▸ **Records shown**:
- - - -
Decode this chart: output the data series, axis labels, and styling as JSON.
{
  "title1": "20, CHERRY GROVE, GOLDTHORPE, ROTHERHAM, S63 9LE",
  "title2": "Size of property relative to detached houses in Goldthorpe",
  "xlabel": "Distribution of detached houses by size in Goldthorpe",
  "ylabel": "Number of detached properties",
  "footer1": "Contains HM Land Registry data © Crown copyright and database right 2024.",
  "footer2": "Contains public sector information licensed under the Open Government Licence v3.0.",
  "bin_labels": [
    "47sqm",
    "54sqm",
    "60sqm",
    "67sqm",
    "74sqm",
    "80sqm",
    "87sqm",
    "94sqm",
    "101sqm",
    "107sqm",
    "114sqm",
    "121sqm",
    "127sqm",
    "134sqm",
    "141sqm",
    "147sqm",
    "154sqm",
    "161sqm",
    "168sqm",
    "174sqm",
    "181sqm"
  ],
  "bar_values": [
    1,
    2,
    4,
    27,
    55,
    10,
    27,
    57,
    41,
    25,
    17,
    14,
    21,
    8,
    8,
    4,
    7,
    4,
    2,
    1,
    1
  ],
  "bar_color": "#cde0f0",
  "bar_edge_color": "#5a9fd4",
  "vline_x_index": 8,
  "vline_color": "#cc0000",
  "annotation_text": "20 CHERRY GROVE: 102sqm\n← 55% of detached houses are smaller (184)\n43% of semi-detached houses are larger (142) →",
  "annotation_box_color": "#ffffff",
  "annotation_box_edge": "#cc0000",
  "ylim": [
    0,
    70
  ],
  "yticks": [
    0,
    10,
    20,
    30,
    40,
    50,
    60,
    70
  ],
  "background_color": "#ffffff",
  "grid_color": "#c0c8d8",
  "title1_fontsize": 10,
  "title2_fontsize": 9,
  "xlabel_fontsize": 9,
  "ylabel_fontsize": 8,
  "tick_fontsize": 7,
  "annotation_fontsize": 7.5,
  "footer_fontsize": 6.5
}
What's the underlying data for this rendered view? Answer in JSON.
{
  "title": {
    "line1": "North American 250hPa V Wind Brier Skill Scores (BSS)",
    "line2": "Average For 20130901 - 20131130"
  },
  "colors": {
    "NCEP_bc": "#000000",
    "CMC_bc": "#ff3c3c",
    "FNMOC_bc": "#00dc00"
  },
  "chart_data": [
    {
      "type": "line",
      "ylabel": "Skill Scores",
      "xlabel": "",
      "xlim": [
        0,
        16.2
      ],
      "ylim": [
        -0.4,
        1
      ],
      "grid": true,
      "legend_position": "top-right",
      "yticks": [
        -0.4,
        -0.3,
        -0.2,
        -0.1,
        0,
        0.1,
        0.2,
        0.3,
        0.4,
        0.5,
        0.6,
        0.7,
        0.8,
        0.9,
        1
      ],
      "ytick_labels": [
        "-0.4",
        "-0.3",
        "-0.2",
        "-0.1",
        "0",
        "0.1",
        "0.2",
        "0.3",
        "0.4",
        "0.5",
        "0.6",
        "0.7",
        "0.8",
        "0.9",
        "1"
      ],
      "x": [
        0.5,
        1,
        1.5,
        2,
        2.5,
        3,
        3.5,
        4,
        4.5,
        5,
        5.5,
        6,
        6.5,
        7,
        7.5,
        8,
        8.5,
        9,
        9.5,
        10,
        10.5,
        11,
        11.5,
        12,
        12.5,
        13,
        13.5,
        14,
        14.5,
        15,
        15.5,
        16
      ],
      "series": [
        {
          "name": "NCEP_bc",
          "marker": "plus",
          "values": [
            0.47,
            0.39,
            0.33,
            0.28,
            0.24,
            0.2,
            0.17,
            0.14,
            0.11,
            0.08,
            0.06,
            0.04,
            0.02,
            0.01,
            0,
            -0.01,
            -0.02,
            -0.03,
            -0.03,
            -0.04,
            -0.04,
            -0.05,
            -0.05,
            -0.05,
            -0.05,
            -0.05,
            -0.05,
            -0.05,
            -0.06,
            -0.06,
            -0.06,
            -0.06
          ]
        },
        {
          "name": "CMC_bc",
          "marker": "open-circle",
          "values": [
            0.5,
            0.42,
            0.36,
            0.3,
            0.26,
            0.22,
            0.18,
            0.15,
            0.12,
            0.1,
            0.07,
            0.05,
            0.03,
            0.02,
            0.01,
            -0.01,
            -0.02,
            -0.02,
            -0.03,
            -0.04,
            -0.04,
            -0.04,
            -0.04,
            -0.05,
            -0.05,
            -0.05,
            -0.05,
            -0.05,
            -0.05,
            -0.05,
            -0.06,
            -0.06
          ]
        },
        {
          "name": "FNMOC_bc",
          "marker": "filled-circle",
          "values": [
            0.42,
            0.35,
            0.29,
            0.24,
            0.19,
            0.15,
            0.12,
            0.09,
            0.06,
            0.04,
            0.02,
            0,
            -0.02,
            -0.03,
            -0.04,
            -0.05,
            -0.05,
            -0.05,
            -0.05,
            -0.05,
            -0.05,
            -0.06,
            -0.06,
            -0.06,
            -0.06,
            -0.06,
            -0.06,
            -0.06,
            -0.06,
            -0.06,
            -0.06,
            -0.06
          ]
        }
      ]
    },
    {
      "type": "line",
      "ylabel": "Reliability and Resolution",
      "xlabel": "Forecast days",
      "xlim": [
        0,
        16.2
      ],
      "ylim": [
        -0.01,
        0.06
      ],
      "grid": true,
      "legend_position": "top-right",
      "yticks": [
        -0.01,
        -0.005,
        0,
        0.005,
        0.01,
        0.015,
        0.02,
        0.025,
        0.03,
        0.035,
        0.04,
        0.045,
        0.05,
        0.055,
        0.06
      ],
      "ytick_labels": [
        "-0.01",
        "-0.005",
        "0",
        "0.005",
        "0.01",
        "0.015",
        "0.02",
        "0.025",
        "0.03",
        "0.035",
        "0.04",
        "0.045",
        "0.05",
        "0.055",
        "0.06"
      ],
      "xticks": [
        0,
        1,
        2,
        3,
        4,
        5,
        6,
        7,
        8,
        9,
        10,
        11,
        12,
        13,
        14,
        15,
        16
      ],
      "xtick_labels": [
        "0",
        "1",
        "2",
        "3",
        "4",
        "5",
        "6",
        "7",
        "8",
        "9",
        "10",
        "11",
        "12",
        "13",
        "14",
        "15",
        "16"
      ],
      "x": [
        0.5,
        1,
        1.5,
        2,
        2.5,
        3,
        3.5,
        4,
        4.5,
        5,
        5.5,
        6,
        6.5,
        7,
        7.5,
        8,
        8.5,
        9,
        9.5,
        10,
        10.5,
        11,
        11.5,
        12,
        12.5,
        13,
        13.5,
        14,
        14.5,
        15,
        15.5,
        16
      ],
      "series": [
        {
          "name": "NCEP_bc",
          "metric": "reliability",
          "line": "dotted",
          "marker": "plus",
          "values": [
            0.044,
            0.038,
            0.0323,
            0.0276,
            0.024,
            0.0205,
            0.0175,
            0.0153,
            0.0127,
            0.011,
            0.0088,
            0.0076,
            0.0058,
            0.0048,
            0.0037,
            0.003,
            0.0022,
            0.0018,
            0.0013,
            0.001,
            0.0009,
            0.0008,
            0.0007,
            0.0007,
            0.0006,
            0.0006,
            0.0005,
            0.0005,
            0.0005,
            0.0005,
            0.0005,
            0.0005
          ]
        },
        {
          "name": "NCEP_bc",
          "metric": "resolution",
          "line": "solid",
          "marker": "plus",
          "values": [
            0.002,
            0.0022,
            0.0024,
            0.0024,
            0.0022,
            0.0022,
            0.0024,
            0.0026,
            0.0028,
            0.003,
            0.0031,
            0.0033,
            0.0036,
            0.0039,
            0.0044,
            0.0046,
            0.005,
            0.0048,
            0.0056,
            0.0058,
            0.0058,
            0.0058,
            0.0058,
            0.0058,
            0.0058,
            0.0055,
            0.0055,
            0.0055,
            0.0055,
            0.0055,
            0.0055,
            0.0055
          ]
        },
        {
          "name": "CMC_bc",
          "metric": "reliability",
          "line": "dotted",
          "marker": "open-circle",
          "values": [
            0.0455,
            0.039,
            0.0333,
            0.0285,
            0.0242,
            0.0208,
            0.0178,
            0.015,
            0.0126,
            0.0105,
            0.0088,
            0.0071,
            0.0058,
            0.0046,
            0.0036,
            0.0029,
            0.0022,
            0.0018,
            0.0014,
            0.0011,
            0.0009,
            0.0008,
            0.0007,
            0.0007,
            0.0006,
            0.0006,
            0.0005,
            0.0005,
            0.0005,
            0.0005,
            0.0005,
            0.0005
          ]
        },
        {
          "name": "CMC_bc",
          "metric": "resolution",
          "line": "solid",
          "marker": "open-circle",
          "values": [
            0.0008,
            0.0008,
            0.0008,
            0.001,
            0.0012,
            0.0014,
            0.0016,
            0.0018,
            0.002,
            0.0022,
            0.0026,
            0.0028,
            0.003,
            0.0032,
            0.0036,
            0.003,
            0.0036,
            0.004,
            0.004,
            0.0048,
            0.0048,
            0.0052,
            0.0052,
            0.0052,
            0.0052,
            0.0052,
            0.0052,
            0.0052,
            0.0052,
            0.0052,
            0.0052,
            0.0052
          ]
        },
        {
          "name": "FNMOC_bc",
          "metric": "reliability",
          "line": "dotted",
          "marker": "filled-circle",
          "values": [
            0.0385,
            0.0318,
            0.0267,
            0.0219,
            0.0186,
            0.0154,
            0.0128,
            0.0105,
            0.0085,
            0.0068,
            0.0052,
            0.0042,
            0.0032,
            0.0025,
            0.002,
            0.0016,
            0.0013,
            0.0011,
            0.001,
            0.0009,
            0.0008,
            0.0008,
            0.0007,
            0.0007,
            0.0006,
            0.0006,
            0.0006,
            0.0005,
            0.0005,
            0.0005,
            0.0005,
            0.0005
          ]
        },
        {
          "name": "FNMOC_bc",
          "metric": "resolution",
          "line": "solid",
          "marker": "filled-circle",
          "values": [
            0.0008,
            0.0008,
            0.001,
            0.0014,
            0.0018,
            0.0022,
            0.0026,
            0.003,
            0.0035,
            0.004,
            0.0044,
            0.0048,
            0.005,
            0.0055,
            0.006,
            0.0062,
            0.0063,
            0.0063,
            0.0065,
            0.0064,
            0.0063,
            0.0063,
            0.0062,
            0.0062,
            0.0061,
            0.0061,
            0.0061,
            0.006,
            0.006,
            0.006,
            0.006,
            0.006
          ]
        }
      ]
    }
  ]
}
- - - -
▸ **Task requirements**: Select the lines that carry the string "GROVE" and copy them.

▸ **Task answer**:
  "title1": "20, CHERRY GROVE, GOLDTHORPE, ROTHERHAM, S63 9LE",
  "annotation_text": "20 CHERRY GROVE: 102sqm\n← 55% of detached houses are smaller (184)\n43% of semi-detached houses are larger (142) →",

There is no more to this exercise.